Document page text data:

__________________________________________________

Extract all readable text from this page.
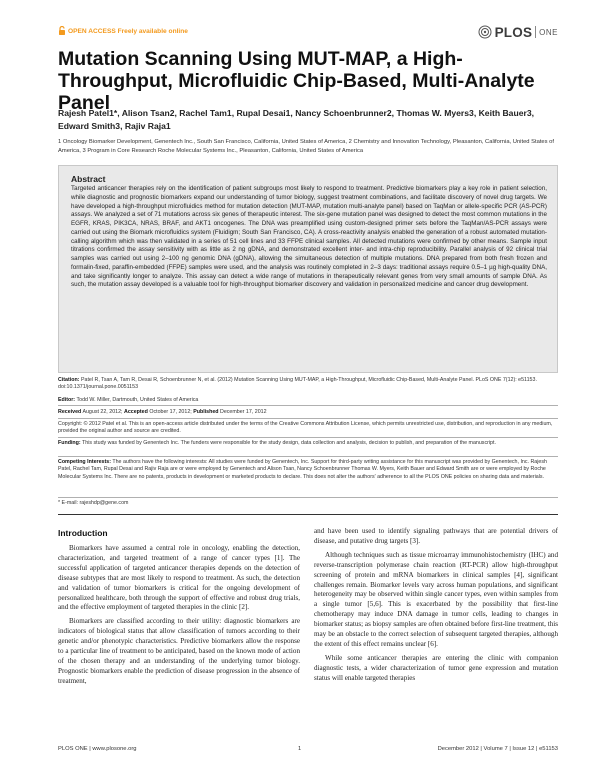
OPEN ACCESS Freely available online	PLOS ONE
Mutation Scanning Using MUT-MAP, a High-Throughput, Microfluidic Chip-Based, Multi-Analyte Panel
Rajesh Patel1*, Alison Tsan2, Rachel Tam1, Rupal Desai1, Nancy Schoenbrunner2, Thomas W. Myers3, Keith Bauer3, Edward Smith3, Rajiv Raja1
1 Oncology Biomarker Development, Genentech Inc., South San Francisco, California, United States of America, 2 Chemistry and Innovation Technology, Pleasanton, California, United States of America, 3 Program in Core Research Roche Molecular Systems Inc., Pleasanton, California, United States of America
Abstract
Targeted anticancer therapies rely on the identification of patient subgroups most likely to respond to treatment. Predictive biomarkers play a key role in patient selection, while diagnostic and prognostic biomarkers expand our understanding of tumor biology, suggest treatment combinations, and facilitate discovery of novel drug targets. We have developed a high-throughput microfluidics method for mutation detection (MUT-MAP, mutation multi-analyte panel) based on TaqMan or allele-specific PCR (AS-PCR) assays. We analyzed a set of 71 mutations across six genes of therapeutic interest. The six-gene mutation panel was designed to detect the most common mutations in the EGFR, KRAS, PIK3CA, NRAS, BRAF, and AKT1 oncogenes. The DNA was preamplified using custom-designed primer sets before the TaqMan/AS-PCR assays were carried out using the Biomark microfluidics system (Fluidigm; South San Francisco, CA). A cross-reactivity analysis enabled the generation of a robust automated mutation-calling algorithm which was then validated in a series of 51 cell lines and 33 FFPE clinical samples. All detected mutations were confirmed by other means. Sample input titrations confirmed the assay sensitivity with as little as 2 ng gDNA, and demonstrated excellent inter- and intra-chip reproducibility. Parallel analysis of 92 clinical trial samples was carried out using 2–100 ng genomic DNA (gDNA), allowing the simultaneous detection of multiple mutations. DNA prepared from both fresh frozen and formalin-fixed, paraffin-embedded (FFPE) samples were used, and the analysis was routinely completed in 2–3 days: traditional assays require 0.5–1 µg high-quality DNA, and take significantly longer to analyze. This assay can detect a wide range of mutations in therapeutically relevant genes from very small amounts of sample DNA. As such, the mutation assay developed is a valuable tool for high-throughput biomarker discovery and validation in personalized medicine and cancer drug development.
Citation: Patel R, Tsan A, Tam R, Desai R, Schoenbrunner N, et al. (2012) Mutation Scanning Using MUT-MAP, a High-Throughput, Microfluidic Chip-Based, Multi-Analyte Panel. PLoS ONE 7(12): e51153. doi:10.1371/journal.pone.0051153
Editor: Todd W. Miller, Dartmouth, United States of America
Received August 22, 2012; Accepted October 17, 2012; Published December 17, 2012
Copyright: © 2012 Patel et al. This is an open-access article distributed under the terms of the Creative Commons Attribution License, which permits unrestricted use, distribution, and reproduction in any medium, provided the original author and source are credited.
Funding: This study was funded by Genentech Inc. The funders were responsible for the study design, data collection and analysis, decision to publish, and preparation of the manuscript.
Competing Interests: The authors have the following interests: All studies were funded by Genentech, Inc. Support for third-party writing assistance for this manuscript was provided by Genentech, Inc. Rajesh Patel, Rachel Tam, Rupal Desai and Rajiv Raja are or were employed by Genentech and Alison Tsan, Nancy Schoenbrunner Thomas W. Myers, Keith Bauer and Edward Smith are or were employed by Roche Molecular Systems Inc. There are no patents, products in development or marketed products to declare. This does not alter the authors' adherence to all the PLOS ONE policies on sharing data and materials.
* E-mail: rajeshdp@gene.com
Introduction

Biomarkers have assumed a central role in oncology, enabling the detection, characterization, and targeted treatment of a range of cancer types [1]. The successful application of targeted anticancer therapies depends on the detection of disease subtypes that are most likely to respond to treatment. As such, the detection and validation of tumor biomarkers is critical for the ongoing development of personalized healthcare, both through the support of effective and robust drug trials, and the effective employment of targeted therapies in the clinic [2].

Biomarkers are classified according to their utility: diagnostic biomarkers are indicators of biological status that allow classification of tumors according to their genetic and/or phenotypic characteristics. Predictive biomarkers allow the response to a particular line of treatment to be anticipated, based on the known mode of action of the chosen therapy and an understanding of the underlying tumor biology. Prognostic biomarkers enable the prediction of disease progression in the absence of treatment,

and have been used to identify signaling pathways that are potential drivers of disease, and putative drug targets [3].

Although techniques such as tissue microarray immunohistochemistry (IHC) and reverse-transcription polymerase chain reaction (RT-PCR) allow high-throughput screening of protein and mRNA biomarkers in clinical samples [4], significant challenges remain. Biomarker levels vary across human populations, and significant heterogeneity may be observed within single cancer types, even within samples from a single tumor [5,6]. This is exacerbated by the possibility that first-line chemotherapy may induce DNA damage in tumor cells, leading to changes in biomarker status; as biopsy samples are often obtained before first-line treatment, this may be an obstacle to the correct selection of subsequent targeted therapies, although the extent of this effect remains unclear [6].

While some anticancer therapies are entering the clinic with companion diagnostic tests, a wider characterization of tumor gene expression and mutation status will enable targeted therapies

PLOS ONE | www.plosone.org	1	December 2012 | Volume 7 | Issue 12 | e51153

__________________________________________________

**PROMPT:**
Print each entry above exactly. The pictures should not be printed.

**EXPECTED ANSWER:**
Extract all readable text from this page.
OPEN ACCESS Freely available online	PLOS ONE
Mutation Scanning Using MUT-MAP, a High-Throughput, Microfluidic Chip-Based, Multi-Analyte Panel
Rajesh Patel1*, Alison Tsan2, Rachel Tam1, Rupal Desai1, Nancy Schoenbrunner2, Thomas W. Myers3, Keith Bauer3, Edward Smith3, Rajiv Raja1
1 Oncology Biomarker Development, Genentech Inc., South San Francisco, California, United States of America, 2 Chemistry and Innovation Technology, Pleasanton, California, United States of America, 3 Program in Core Research Roche Molecular Systems Inc., Pleasanton, California, United States of America
Abstract
Targeted anticancer therapies rely on the identification of patient subgroups most likely to respond to treatment. Predictive biomarkers play a key role in patient selection, while diagnostic and prognostic biomarkers expand our understanding of tumor biology, suggest treatment combinations, and facilitate discovery of novel drug targets. We have developed a high-throughput microfluidics method for mutation detection (MUT-MAP, mutation multi-analyte panel) based on TaqMan or allele-specific PCR (AS-PCR) assays. We analyzed a set of 71 mutations across six genes of therapeutic interest. The six-gene mutation panel was designed to detect the most common mutations in the EGFR, KRAS, PIK3CA, NRAS, BRAF, and AKT1 oncogenes. The DNA was preamplified using custom-designed primer sets before the TaqMan/AS-PCR assays were carried out using the Biomark microfluidics system (Fluidigm; South San Francisco, CA). A cross-reactivity analysis enabled the generation of a robust automated mutation-calling algorithm which was then validated in a series of 51 cell lines and 33 FFPE clinical samples. All detected mutations were confirmed by other means. Sample input titrations confirmed the assay sensitivity with as little as 2 ng gDNA, and demonstrated excellent inter- and intra-chip reproducibility. Parallel analysis of 92 clinical trial samples was carried out using 2–100 ng genomic DNA (gDNA), allowing the simultaneous detection of multiple mutations. DNA prepared from both fresh frozen and formalin-fixed, paraffin-embedded (FFPE) samples were used, and the analysis was routinely completed in 2–3 days: traditional assays require 0.5–1 µg high-quality DNA, and take significantly longer to analyze. This assay can detect a wide range of mutations in therapeutically relevant genes from very small amounts of sample DNA. As such, the mutation assay developed is a valuable tool for high-throughput biomarker discovery and validation in personalized medicine and cancer drug development.
Citation: Patel R, Tsan A, Tam R, Desai R, Schoenbrunner N, et al. (2012) Mutation Scanning Using MUT-MAP, a High-Throughput, Microfluidic Chip-Based, Multi-Analyte Panel. PLoS ONE 7(12): e51153. doi:10.1371/journal.pone.0051153
Editor: Todd W. Miller, Dartmouth, United States of America
Received August 22, 2012; Accepted October 17, 2012; Published December 17, 2012
Copyright: © 2012 Patel et al. This is an open-access article distributed under the terms of the Creative Commons Attribution License, which permits unrestricted use, distribution, and reproduction in any medium, provided the original author and source are credited.
Funding: This study was funded by Genentech Inc. The funders were responsible for the study design, data collection and analysis, decision to publish, and preparation of the manuscript.
Competing Interests: The authors have the following interests: All studies were funded by Genentech, Inc. Support for third-party writing assistance for this manuscript was provided by Genentech, Inc. Rajesh Patel, Rachel Tam, Rupal Desai and Rajiv Raja are or were employed by Genentech and Alison Tsan, Nancy Schoenbrunner Thomas W. Myers, Keith Bauer and Edward Smith are or were employed by Roche Molecular Systems Inc. There are no patents, products in development or marketed products to declare. This does not alter the authors' adherence to all the PLOS ONE policies on sharing data and materials.
* E-mail: rajeshdp@gene.com
Introduction

Biomarkers have assumed a central role in oncology, enabling the detection, characterization, and targeted treatment of a range of cancer types [1]. The successful application of targeted anticancer therapies depends on the detection of disease subtypes that are most likely to respond to treatment. As such, the detection and validation of tumor biomarkers is critical for the ongoing development of personalized healthcare, both through the support of effective and robust drug trials, and the effective employment of targeted therapies in the clinic [2].

Biomarkers are classified according to their utility: diagnostic biomarkers are indicators of biological status that allow classification of tumors according to their genetic and/or phenotypic characteristics. Predictive biomarkers allow the response to a particular line of treatment to be anticipated, based on the known mode of action of the chosen therapy and an understanding of the underlying tumor biology. Prognostic biomarkers enable the prediction of disease progression in the absence of treatment,

and have been used to identify signaling pathways that are potential drivers of disease, and putative drug targets [3].

Although techniques such as tissue microarray immunohistochemistry (IHC) and reverse-transcription polymerase chain reaction (RT-PCR) allow high-throughput screening of protein and mRNA biomarkers in clinical samples [4], significant challenges remain. Biomarker levels vary across human populations, and significant heterogeneity may be observed within single cancer types, even within samples from a single tumor [5,6]. This is exacerbated by the possibility that first-line chemotherapy may induce DNA damage in tumor cells, leading to changes in biomarker status; as biopsy samples are often obtained before first-line treatment, this may be an obstacle to the correct selection of subsequent targeted therapies, although the extent of this effect remains unclear [6].

While some anticancer therapies are entering the clinic with companion diagnostic tests, a wider characterization of tumor gene expression and mutation status will enable targeted therapies

PLOS ONE | www.plosone.org	1	December 2012 | Volume 7 | Issue 12 | e51153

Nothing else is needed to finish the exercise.